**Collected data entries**
════
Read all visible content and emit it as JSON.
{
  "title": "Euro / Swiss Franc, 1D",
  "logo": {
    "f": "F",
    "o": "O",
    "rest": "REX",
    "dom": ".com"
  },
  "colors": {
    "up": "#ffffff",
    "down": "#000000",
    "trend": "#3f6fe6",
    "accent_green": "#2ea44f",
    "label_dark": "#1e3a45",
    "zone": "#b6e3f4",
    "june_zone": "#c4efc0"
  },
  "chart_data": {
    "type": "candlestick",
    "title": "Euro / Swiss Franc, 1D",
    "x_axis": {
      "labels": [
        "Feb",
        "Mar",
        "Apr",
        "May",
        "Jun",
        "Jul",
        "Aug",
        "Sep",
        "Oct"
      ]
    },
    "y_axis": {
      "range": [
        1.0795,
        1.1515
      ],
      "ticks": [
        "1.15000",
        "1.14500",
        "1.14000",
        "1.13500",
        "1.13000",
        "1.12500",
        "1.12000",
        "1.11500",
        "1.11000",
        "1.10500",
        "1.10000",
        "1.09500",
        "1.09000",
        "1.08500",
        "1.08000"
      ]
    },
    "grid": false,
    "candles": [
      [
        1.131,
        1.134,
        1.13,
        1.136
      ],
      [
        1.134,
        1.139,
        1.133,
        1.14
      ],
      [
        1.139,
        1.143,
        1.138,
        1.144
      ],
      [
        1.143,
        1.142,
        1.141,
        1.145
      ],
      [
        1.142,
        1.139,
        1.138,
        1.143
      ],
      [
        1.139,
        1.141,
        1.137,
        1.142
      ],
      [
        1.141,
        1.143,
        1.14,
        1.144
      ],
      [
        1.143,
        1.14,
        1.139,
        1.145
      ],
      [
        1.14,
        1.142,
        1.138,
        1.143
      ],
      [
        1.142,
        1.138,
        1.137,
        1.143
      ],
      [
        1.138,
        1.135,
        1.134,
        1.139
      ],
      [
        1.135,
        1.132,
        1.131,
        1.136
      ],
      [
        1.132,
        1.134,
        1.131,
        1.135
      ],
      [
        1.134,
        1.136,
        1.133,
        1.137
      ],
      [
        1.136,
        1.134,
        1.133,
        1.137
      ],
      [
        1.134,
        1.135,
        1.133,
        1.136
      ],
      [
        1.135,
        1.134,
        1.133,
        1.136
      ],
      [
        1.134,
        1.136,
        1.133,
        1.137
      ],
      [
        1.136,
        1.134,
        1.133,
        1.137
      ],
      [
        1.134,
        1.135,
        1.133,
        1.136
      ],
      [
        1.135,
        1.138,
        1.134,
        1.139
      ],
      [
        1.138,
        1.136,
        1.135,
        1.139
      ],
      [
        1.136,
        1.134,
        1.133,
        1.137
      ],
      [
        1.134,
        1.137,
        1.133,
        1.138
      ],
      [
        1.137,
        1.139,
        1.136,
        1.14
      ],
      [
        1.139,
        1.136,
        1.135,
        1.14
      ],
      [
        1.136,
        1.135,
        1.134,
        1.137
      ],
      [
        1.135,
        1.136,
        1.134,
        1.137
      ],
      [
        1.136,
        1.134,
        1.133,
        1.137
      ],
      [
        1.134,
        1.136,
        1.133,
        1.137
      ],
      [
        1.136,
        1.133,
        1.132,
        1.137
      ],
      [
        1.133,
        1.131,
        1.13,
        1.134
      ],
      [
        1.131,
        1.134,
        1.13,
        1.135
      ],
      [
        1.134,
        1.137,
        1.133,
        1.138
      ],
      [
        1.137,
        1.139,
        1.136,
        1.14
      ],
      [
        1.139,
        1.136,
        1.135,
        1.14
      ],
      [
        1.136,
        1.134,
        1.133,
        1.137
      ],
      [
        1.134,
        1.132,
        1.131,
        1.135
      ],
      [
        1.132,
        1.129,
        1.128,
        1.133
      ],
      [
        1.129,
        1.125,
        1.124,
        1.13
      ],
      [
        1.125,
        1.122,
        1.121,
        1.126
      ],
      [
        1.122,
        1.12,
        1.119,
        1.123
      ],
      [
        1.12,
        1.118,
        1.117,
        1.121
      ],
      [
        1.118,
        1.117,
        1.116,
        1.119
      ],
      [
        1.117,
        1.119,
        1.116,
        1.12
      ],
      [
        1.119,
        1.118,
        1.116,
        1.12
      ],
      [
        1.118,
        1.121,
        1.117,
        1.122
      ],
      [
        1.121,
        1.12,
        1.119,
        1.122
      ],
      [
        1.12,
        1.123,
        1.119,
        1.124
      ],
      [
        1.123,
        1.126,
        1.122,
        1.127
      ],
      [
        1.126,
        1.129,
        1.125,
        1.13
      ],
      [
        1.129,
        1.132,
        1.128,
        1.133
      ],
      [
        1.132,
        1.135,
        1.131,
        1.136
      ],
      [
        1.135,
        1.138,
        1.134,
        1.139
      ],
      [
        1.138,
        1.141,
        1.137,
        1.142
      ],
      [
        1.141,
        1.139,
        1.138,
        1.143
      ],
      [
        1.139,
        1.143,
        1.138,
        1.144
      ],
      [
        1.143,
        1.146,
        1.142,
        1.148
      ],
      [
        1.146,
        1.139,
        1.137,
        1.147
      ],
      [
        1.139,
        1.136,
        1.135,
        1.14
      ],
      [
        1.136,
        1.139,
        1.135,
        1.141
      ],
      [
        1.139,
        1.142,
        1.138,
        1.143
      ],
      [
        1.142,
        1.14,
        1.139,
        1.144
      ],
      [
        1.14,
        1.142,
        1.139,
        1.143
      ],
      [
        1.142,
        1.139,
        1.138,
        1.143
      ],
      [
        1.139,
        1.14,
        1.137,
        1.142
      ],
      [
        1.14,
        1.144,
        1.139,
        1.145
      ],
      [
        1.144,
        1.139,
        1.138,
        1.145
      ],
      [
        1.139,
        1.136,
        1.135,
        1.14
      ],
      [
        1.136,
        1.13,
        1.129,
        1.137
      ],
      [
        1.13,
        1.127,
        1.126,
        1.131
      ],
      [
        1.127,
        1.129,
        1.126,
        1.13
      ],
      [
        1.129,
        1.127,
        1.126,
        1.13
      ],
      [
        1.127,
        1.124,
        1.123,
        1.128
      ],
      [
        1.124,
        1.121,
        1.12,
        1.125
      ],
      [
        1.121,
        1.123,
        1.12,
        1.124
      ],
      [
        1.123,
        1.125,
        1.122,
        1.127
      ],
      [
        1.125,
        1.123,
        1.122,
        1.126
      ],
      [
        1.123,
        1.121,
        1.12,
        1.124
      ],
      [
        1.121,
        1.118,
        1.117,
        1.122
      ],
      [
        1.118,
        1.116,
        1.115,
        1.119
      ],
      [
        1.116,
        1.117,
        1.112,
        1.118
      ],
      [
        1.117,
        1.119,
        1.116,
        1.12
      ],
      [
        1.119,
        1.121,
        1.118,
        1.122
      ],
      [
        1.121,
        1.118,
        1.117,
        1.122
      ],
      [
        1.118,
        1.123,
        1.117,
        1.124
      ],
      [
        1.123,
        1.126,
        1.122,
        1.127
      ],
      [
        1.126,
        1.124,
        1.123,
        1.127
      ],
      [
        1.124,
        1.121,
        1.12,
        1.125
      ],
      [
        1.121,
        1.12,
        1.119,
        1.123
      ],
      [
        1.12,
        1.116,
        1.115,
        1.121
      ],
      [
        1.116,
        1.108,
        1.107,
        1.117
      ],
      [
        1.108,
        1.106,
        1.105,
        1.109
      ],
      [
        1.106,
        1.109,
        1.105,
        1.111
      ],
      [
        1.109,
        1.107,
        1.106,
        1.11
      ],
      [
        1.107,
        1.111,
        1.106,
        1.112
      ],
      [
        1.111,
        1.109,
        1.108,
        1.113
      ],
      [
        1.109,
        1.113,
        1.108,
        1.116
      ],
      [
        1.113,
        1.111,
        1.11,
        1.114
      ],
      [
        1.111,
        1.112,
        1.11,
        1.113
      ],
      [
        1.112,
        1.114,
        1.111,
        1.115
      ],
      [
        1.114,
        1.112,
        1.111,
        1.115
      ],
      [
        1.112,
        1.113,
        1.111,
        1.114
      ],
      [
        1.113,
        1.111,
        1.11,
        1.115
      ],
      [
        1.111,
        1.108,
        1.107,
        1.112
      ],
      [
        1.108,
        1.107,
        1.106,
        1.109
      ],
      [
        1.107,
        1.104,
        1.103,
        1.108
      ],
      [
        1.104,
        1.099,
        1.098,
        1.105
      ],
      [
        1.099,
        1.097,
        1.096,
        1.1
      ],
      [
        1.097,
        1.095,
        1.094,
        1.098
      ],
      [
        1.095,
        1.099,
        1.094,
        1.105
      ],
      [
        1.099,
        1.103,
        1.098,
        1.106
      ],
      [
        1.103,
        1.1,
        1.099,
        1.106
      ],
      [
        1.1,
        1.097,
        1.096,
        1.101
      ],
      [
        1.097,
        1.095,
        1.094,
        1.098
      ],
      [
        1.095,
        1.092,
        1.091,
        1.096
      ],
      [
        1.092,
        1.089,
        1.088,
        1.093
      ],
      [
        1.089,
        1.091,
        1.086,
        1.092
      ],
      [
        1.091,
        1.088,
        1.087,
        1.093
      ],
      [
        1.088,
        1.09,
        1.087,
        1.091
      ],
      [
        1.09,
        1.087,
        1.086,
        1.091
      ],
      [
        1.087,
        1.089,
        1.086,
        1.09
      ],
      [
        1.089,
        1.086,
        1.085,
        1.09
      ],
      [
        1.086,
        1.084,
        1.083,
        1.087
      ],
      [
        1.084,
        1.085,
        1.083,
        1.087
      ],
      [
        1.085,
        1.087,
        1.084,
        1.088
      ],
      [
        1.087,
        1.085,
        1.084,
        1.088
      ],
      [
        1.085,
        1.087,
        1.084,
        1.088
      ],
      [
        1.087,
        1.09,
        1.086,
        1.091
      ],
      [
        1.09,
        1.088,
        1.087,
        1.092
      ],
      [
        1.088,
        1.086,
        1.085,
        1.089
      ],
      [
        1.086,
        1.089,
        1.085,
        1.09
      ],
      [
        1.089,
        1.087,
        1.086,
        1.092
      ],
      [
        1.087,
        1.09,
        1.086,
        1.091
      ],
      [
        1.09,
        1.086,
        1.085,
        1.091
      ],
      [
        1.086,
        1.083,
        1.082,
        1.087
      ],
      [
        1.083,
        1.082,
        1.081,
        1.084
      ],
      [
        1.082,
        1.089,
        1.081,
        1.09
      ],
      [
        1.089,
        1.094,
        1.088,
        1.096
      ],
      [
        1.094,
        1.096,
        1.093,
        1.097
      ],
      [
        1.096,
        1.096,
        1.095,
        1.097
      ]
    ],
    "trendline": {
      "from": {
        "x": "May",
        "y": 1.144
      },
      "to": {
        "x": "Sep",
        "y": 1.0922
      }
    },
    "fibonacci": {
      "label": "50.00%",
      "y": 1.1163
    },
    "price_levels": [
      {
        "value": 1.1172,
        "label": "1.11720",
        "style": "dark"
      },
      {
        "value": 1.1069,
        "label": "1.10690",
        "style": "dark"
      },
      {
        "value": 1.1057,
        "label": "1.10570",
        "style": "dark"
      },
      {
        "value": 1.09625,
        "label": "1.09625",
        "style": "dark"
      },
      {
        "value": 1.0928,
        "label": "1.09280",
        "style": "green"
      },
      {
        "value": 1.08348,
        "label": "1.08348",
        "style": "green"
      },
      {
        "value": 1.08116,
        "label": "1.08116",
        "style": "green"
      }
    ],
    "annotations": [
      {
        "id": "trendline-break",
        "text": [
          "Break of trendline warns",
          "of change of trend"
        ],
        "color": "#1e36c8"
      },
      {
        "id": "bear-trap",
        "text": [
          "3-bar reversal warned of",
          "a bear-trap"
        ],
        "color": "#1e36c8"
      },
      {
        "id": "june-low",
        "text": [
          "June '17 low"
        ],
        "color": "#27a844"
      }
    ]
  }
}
════
**DIRECTIONS FOR THIS TASK**
Above are the records; copy every line in them that holds the word "Swiss".

**EXERCISE SOLUTION**
  "title": "Euro / Swiss Franc, 1D",
    "title": "Euro / Swiss Franc, 1D",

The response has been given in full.